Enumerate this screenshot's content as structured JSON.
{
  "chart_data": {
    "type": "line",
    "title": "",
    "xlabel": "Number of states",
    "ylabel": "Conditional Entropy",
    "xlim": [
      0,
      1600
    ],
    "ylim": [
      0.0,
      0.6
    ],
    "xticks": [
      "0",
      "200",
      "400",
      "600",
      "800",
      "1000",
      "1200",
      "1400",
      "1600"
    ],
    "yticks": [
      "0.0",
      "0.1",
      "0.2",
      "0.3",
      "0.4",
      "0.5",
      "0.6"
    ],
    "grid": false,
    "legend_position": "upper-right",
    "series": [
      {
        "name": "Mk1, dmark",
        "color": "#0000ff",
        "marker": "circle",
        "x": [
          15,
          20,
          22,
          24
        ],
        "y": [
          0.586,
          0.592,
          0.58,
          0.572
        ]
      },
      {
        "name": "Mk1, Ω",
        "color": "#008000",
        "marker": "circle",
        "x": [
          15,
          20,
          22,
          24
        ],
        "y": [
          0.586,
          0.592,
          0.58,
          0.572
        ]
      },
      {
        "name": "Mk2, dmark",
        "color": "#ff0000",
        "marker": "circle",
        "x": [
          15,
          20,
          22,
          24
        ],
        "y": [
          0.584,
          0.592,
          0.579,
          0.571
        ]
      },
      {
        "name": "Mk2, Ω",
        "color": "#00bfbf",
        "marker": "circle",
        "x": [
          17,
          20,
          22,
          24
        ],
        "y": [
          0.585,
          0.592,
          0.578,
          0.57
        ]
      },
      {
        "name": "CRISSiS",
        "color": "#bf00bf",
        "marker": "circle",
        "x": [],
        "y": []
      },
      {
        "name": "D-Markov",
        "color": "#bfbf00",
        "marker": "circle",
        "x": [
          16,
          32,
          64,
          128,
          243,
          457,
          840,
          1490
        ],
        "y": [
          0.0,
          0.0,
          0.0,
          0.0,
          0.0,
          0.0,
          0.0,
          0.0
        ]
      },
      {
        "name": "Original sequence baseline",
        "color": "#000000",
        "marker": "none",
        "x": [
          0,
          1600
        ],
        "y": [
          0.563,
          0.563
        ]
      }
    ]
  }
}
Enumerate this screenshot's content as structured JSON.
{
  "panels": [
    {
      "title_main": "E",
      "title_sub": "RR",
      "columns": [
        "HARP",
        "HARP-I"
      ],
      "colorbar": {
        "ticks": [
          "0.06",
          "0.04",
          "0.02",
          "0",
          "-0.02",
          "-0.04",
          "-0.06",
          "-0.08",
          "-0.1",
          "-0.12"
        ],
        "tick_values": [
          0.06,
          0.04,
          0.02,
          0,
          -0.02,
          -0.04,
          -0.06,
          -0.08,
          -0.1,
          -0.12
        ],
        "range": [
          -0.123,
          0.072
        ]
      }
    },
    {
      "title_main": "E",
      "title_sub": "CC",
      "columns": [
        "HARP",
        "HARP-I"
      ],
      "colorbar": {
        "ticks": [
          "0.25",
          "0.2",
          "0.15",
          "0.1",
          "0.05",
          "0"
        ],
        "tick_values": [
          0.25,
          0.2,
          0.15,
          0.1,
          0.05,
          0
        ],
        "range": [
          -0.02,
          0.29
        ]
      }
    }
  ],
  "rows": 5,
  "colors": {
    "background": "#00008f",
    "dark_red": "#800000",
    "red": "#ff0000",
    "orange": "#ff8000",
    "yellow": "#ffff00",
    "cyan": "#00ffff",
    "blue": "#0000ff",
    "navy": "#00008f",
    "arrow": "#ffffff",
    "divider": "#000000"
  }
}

########

STATED TASK: Transcribe the material above word for word.

RESULT FOR THIS TASK:
Enumerate this screenshot's content as structured JSON.
{
  "chart_data": {
    "type": "line",
    "title": "",
    "xlabel": "Number of states",
    "ylabel": "Conditional Entropy",
    "xlim": [
      0,
      1600
    ],
    "ylim": [
      0.0,
      0.6
    ],
    "xticks": [
      "0",
      "200",
      "400",
      "600",
      "800",
      "1000",
      "1200",
      "1400",
      "1600"
    ],
    "yticks": [
      "0.0",
      "0.1",
      "0.2",
      "0.3",
      "0.4",
      "0.5",
      "0.6"
    ],
    "grid": false,
    "legend_position": "upper-right",
    "series": [
      {
        "name": "Mk1, dmark",
        "color": "#0000ff",
        "marker": "circle",
        "x": [
          15,
          20,
          22,
          24
        ],
        "y": [
          0.586,
          0.592,
          0.58,
          0.572
        ]
      },
      {
        "name": "Mk1, Ω",
        "color": "#008000",
        "marker": "circle",
        "x": [
          15,
          20,
          22,
          24
        ],
        "y": [
          0.586,
          0.592,
          0.58,
          0.572
        ]
      },
      {
        "name": "Mk2, dmark",
        "color": "#ff0000",
        "marker": "circle",
        "x": [
          15,
          20,
          22,
          24
        ],
        "y": [
          0.584,
          0.592,
          0.579,
          0.571
        ]
      },
      {
        "name": "Mk2, Ω",
        "color": "#00bfbf",
        "marker": "circle",
        "x": [
          17,
          20,
          22,
          24
        ],
        "y": [
          0.585,
          0.592,
          0.578,
          0.57
        ]
      },
      {
        "name": "CRISSiS",
        "color": "#bf00bf",
        "marker": "circle",
        "x": [],
        "y": []
      },
      {
        "name": "D-Markov",
        "color": "#bfbf00",
        "marker": "circle",
        "x": [
          16,
          32,
          64,
          128,
          243,
          457,
          840,
          1490
        ],
        "y": [
          0.0,
          0.0,
          0.0,
          0.0,
          0.0,
          0.0,
          0.0,
          0.0
        ]
      },
      {
        "name": "Original sequence baseline",
        "color": "#000000",
        "marker": "none",
        "x": [
          0,
          1600
        ],
        "y": [
          0.563,
          0.563
        ]
      }
    ]
  }
}
Enumerate this screenshot's content as structured JSON.
{
  "panels": [
    {
      "title_main": "E",
      "title_sub": "RR",
      "columns": [
        "HARP",
        "HARP-I"
      ],
      "colorbar": {
        "ticks": [
          "0.06",
          "0.04",
          "0.02",
          "0",
          "-0.02",
          "-0.04",
          "-0.06",
          "-0.08",
          "-0.1",
          "-0.12"
        ],
        "tick_values": [
          0.06,
          0.04,
          0.02,
          0,
          -0.02,
          -0.04,
          -0.06,
          -0.08,
          -0.1,
          -0.12
        ],
        "range": [
          -0.123,
          0.072
        ]
      }
    },
    {
      "title_main": "E",
      "title_sub": "CC",
      "columns": [
        "HARP",
        "HARP-I"
      ],
      "colorbar": {
        "ticks": [
          "0.25",
          "0.2",
          "0.15",
          "0.1",
          "0.05",
          "0"
        ],
        "tick_values": [
          0.25,
          0.2,
          0.15,
          0.1,
          0.05,
          0
        ],
        "range": [
          -0.02,
          0.29
        ]
      }
    }
  ],
  "rows": 5,
  "colors": {
    "background": "#00008f",
    "dark_red": "#800000",
    "red": "#ff0000",
    "orange": "#ff8000",
    "yellow": "#ffff00",
    "cyan": "#00ffff",
    "blue": "#0000ff",
    "navy": "#00008f",
    "arrow": "#ffffff",
    "divider": "#000000"
  }
}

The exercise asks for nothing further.